----- PROVIDED MATERIAL -----
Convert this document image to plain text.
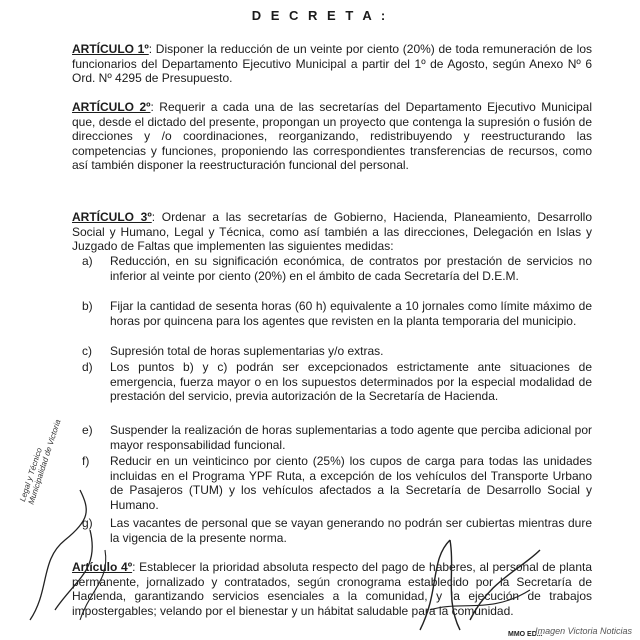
D E C R E T A :
ARTÍCULO 1º: Disponer la reducción de un veinte por ciento (20%) de toda remuneración de los funcionarios del Departamento Ejecutivo Municipal a partir del 1º de Agosto, según Anexo Nº 6 Ord. Nº 4295 de Presupuesto.
ARTÍCULO 2º: Requerir a cada una de las secretarías del Departamento Ejecutivo Municipal que, desde el dictado del presente, propongan un proyecto que contenga la supresión o fusión de direcciones y /o coordinaciones, reorganizando, redistribuyendo y reestructurando las competencias y funciones, proponiendo las correspondientes transferencias de recursos, como así también disponer la reestructuración funcional del personal.
ARTÍCULO 3º: Ordenar a las secretarías de Gobierno, Hacienda, Planeamiento, Desarrollo Social y Humano, Legal y Técnica, como así también a las direcciones, Delegación en Islas y Juzgado de Faltas que implementen las siguientes medidas:
a)	Reducción, en su significación económica, de contratos por prestación de servicios no inferior al veinte por ciento (20%) en el ámbito de cada Secretaría del D.E.M.
b)	Fijar la cantidad de sesenta horas (60 h) equivalente a 10 jornales como límite máximo de horas por quincena para los agentes que revisten en la planta temporaria del municipio.
c)	Supresión total de horas suplementarias y/o extras.
d)	Los puntos b) y c) podrán ser excepcionados estrictamente ante situaciones de emergencia, fuerza mayor o en los supuestos determinados por la especial modalidad de prestación del servicio, previa autorización de la Secretaría de Hacienda.
e)	Suspender la realización de horas suplementarias a todo agente que perciba adicional por mayor responsabilidad funcional.
f)	Reducir en un veinticinco por ciento (25%) los cupos de carga para todas las unidades incluidas en el Programa YPF Ruta, a excepción de los vehículos del Transporte Urbano de Pasajeros (TUM) y los vehículos afectados a la Secretaría de Desarrollo Social y Humano.
g)	Las vacantes de personal que se vayan generando no podrán ser cubiertas mientras dure la vigencia de la presente norma.
Artículo 4º: Establecer la prioridad absoluta respecto del pago de haberes, al personal de planta permanente, jornalizado y contratados, según cronograma establecido por la Secretaría de Hacienda, garantizando servicios esenciales a la comunidad, y la ejecución de trabajos impostergables; velando por el bienestar y un hábitat saludable para la comunidad.
Legal y Técnico Municipalidad de Victoria
MMO ED...
Imagen Victoria Noticias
-----
**WRITTEN EXERCISE:** Within the listing above, find every line containing the string "Legal" and return it.

**FINAL ANSWER:**
ARTÍCULO 3º: Ordenar a las secretarías de Gobierno, Hacienda, Planeamiento, Desarrollo Social y Humano, Legal y Técnica, como así también a las direcciones, Delegación en Islas y Juzgado de Faltas que implementen las siguientes medidas:
Legal y Técnico Municipalidad de Victoria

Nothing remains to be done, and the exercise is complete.